## What needs to be done
Reproduce each line of the material precisely.

## Raw records

-- begin --

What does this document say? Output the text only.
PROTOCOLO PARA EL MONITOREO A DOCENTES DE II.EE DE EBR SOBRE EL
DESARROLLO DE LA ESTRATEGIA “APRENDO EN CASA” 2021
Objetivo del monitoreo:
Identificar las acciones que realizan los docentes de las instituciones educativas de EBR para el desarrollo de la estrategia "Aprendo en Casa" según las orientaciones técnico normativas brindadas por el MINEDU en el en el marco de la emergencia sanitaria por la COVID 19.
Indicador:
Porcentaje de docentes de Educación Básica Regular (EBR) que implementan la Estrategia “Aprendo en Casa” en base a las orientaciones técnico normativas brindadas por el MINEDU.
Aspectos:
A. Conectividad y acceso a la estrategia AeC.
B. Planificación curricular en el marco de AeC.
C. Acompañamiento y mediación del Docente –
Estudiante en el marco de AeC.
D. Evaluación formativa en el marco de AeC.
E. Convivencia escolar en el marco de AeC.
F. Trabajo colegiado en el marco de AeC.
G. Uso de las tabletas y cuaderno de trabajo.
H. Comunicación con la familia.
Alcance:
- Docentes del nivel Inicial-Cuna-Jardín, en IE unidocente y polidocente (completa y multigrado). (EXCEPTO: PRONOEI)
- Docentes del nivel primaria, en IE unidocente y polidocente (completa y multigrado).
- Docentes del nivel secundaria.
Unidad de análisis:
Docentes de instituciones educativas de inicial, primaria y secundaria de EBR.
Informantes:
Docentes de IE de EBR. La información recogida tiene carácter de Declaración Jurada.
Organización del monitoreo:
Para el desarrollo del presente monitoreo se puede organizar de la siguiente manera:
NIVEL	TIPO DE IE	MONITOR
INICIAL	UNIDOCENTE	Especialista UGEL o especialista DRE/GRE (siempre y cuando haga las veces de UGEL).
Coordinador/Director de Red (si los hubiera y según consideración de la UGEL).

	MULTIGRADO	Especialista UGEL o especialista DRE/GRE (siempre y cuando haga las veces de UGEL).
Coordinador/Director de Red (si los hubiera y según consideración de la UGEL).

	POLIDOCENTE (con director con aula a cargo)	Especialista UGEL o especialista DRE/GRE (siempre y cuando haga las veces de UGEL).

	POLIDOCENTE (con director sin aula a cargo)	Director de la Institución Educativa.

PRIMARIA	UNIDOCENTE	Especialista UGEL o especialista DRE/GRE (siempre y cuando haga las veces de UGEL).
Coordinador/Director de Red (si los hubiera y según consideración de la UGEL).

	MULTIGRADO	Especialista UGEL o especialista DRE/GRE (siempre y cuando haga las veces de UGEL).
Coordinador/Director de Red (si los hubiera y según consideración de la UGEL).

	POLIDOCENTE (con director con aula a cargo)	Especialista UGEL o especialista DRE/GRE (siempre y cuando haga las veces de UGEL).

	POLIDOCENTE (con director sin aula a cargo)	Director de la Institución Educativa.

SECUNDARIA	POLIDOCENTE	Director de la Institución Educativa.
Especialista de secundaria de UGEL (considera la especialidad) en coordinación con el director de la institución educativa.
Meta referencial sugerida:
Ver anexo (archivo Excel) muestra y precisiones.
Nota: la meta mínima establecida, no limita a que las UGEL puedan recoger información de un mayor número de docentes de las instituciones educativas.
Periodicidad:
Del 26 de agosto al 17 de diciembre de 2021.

-- end --

## Exercise solution
What does this document say? Output the text only.
PROTOCOLO PARA EL MONITOREO A DOCENTES DE II.EE DE EBR SOBRE EL
DESARROLLO DE LA ESTRATEGIA “APRENDO EN CASA” 2021
Objetivo del monitoreo:
Identificar las acciones que realizan los docentes de las instituciones educativas de EBR para el desarrollo de la estrategia "Aprendo en Casa" según las orientaciones técnico normativas brindadas por el MINEDU en el en el marco de la emergencia sanitaria por la COVID 19.
Indicador:
Porcentaje de docentes de Educación Básica Regular (EBR) que implementan la Estrategia “Aprendo en Casa” en base a las orientaciones técnico normativas brindadas por el MINEDU.
Aspectos:
A. Conectividad y acceso a la estrategia AeC.
B. Planificación curricular en el marco de AeC.
C. Acompañamiento y mediación del Docente –
Estudiante en el marco de AeC.
D. Evaluación formativa en el marco de AeC.
E. Convivencia escolar en el marco de AeC.
F. Trabajo colegiado en el marco de AeC.
G. Uso de las tabletas y cuaderno de trabajo.
H. Comunicación con la familia.
Alcance:
- Docentes del nivel Inicial-Cuna-Jardín, en IE unidocente y polidocente (completa y multigrado). (EXCEPTO: PRONOEI)
- Docentes del nivel primaria, en IE unidocente y polidocente (completa y multigrado).
- Docentes del nivel secundaria.
Unidad de análisis:
Docentes de instituciones educativas de inicial, primaria y secundaria de EBR.
Informantes:
Docentes de IE de EBR. La información recogida tiene carácter de Declaración Jurada.
Organización del monitoreo:
Para el desarrollo del presente monitoreo se puede organizar de la siguiente manera:
NIVEL	TIPO DE IE	MONITOR
INICIAL	UNIDOCENTE	Especialista UGEL o especialista DRE/GRE (siempre y cuando haga las veces de UGEL).
Coordinador/Director de Red (si los hubiera y según consideración de la UGEL).

	MULTIGRADO	Especialista UGEL o especialista DRE/GRE (siempre y cuando haga las veces de UGEL).
Coordinador/Director de Red (si los hubiera y según consideración de la UGEL).

	POLIDOCENTE (con director con aula a cargo)	Especialista UGEL o especialista DRE/GRE (siempre y cuando haga las veces de UGEL).

	POLIDOCENTE (con director sin aula a cargo)	Director de la Institución Educativa.

PRIMARIA	UNIDOCENTE	Especialista UGEL o especialista DRE/GRE (siempre y cuando haga las veces de UGEL).
Coordinador/Director de Red (si los hubiera y según consideración de la UGEL).

	MULTIGRADO	Especialista UGEL o especialista DRE/GRE (siempre y cuando haga las veces de UGEL).
Coordinador/Director de Red (si los hubiera y según consideración de la UGEL).

	POLIDOCENTE (con director con aula a cargo)	Especialista UGEL o especialista DRE/GRE (siempre y cuando haga las veces de UGEL).

	POLIDOCENTE (con director sin aula a cargo)	Director de la Institución Educativa.

SECUNDARIA	POLIDOCENTE	Director de la Institución Educativa.
Especialista de secundaria de UGEL (considera la especialidad) en coordinación con el director de la institución educativa.
Meta referencial sugerida:
Ver anexo (archivo Excel) muestra y precisiones.
Nota: la meta mínima establecida, no limita a que las UGEL puedan recoger información de un mayor número de docentes de las instituciones educativas.
Periodicidad:
Del 26 de agosto al 17 de diciembre de 2021.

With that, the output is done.